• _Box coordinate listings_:
[BEGIN]

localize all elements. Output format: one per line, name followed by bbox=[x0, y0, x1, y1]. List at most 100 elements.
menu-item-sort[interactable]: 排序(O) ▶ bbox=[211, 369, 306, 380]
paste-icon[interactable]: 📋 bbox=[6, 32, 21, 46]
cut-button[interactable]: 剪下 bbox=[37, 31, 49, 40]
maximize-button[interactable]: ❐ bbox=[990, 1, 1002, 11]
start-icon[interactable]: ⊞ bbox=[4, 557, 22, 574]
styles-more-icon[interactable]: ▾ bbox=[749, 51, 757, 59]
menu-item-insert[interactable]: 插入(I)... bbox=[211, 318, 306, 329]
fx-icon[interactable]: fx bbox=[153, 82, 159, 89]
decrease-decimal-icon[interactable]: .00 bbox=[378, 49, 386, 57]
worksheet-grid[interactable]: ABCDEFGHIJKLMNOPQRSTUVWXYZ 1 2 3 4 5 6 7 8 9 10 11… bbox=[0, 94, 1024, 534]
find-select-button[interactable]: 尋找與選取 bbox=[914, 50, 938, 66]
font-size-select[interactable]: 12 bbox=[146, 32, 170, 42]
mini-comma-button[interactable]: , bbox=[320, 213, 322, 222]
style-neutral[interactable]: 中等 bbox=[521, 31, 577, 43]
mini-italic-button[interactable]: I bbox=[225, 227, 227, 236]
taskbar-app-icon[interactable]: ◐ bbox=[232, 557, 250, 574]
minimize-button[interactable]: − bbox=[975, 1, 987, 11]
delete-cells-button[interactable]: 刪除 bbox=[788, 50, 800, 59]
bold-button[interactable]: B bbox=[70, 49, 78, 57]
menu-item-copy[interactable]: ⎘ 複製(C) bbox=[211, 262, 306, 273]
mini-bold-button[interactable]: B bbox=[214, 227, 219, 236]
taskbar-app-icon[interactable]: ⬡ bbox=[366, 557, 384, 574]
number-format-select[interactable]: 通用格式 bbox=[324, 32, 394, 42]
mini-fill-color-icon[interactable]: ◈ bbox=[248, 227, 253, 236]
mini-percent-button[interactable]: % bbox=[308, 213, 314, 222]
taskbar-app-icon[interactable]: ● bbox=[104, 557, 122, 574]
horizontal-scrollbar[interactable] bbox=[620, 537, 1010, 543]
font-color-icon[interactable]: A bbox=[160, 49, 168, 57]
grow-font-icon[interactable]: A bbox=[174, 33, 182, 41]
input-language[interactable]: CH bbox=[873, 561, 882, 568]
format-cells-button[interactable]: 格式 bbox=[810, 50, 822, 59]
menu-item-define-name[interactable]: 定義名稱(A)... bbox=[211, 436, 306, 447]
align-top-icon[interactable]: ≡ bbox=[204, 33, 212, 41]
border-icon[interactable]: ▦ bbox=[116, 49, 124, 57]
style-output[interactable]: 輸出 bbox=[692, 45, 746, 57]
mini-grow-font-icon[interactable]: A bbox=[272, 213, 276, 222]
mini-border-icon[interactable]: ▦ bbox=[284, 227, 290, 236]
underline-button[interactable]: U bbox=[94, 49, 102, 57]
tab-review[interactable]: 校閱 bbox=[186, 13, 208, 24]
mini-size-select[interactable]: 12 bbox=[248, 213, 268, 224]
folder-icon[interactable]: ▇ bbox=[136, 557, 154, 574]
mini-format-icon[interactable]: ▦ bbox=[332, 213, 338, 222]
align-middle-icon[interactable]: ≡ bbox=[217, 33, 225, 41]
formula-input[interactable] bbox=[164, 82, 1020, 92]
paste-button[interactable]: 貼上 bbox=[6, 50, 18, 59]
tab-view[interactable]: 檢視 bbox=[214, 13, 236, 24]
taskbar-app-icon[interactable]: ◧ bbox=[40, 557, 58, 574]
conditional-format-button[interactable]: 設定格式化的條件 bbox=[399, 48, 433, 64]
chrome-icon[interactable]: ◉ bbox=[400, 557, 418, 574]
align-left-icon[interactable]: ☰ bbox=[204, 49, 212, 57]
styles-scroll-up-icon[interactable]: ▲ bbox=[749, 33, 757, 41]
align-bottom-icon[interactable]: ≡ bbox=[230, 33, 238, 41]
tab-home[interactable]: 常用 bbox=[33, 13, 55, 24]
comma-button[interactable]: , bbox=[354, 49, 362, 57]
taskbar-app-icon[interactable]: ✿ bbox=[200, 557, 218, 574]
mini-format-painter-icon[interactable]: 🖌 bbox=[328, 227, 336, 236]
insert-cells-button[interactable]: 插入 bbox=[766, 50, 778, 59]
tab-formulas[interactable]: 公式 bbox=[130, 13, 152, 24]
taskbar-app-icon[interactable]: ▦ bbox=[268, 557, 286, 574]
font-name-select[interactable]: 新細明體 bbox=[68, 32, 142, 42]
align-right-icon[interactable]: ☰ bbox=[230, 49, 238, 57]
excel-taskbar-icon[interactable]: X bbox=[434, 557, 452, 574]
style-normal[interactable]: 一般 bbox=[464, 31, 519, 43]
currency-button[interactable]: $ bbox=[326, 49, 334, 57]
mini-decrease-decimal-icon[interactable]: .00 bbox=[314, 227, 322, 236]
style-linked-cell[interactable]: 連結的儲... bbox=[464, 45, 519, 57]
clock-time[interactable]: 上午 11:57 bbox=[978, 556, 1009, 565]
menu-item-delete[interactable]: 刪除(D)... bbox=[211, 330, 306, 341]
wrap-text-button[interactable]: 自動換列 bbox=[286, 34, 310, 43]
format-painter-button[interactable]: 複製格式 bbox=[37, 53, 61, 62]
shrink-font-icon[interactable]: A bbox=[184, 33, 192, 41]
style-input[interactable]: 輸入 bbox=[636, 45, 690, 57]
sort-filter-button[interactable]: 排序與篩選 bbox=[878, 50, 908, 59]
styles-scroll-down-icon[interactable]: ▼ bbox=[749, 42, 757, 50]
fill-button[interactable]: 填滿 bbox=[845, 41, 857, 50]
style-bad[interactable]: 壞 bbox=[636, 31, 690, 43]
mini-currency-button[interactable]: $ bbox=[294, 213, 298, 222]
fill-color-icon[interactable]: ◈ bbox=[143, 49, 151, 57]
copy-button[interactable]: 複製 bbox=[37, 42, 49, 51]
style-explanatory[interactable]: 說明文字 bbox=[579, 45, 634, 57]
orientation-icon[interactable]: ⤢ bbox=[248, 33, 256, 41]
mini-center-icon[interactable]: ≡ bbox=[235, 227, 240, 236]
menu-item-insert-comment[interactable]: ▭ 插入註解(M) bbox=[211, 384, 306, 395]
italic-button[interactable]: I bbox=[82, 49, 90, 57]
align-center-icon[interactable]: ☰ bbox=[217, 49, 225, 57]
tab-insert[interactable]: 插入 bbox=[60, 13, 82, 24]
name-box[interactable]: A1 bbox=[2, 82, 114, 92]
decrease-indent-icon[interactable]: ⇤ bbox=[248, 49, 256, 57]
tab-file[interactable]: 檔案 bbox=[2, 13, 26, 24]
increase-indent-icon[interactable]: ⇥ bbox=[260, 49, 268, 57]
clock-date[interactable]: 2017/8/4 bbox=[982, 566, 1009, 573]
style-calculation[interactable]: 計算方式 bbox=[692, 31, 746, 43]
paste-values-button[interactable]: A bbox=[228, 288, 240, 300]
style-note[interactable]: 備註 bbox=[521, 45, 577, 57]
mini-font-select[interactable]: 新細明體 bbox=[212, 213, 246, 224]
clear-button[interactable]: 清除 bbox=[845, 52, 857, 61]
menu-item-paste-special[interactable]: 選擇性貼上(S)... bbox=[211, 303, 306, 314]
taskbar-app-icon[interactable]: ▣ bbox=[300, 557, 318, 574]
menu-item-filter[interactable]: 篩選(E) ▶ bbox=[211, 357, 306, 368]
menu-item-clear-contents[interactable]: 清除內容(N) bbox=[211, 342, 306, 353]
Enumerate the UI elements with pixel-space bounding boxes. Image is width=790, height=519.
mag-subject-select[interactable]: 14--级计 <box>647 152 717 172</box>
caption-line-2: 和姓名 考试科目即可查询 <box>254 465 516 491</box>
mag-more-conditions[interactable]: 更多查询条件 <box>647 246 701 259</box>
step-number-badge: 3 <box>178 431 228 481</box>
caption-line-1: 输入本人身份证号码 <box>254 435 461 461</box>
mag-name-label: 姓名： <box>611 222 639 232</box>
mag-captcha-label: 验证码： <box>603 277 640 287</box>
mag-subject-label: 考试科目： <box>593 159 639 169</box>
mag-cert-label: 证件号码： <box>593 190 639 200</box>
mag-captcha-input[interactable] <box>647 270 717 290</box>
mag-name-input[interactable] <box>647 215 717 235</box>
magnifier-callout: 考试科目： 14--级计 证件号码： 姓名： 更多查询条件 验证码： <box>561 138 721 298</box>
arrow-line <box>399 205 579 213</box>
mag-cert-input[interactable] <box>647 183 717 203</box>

[END]

Copy the listing word for word, from its first line down to the line containing "find-select-button[interactable]: 尋找與選取 bbox=[914, 50, 938, 66]", with both of those lines included.

localize all elements. Output format: one per line, name followed by bbox=[x0, y0, x1, y1]. List at most 100 elements.
menu-item-sort[interactable]: 排序(O) ▶ bbox=[211, 369, 306, 380]
paste-icon[interactable]: 📋 bbox=[6, 32, 21, 46]
cut-button[interactable]: 剪下 bbox=[37, 31, 49, 40]
maximize-button[interactable]: ❐ bbox=[990, 1, 1002, 11]
start-icon[interactable]: ⊞ bbox=[4, 557, 22, 574]
styles-more-icon[interactable]: ▾ bbox=[749, 51, 757, 59]
menu-item-insert[interactable]: 插入(I)... bbox=[211, 318, 306, 329]
fx-icon[interactable]: fx bbox=[153, 82, 159, 89]
decrease-decimal-icon[interactable]: .00 bbox=[378, 49, 386, 57]
worksheet-grid[interactable]: ABCDEFGHIJKLMNOPQRSTUVWXYZ 1 2 3 4 5 6 7 8 9 10 11… bbox=[0, 94, 1024, 534]
find-select-button[interactable]: 尋找與選取 bbox=[914, 50, 938, 66]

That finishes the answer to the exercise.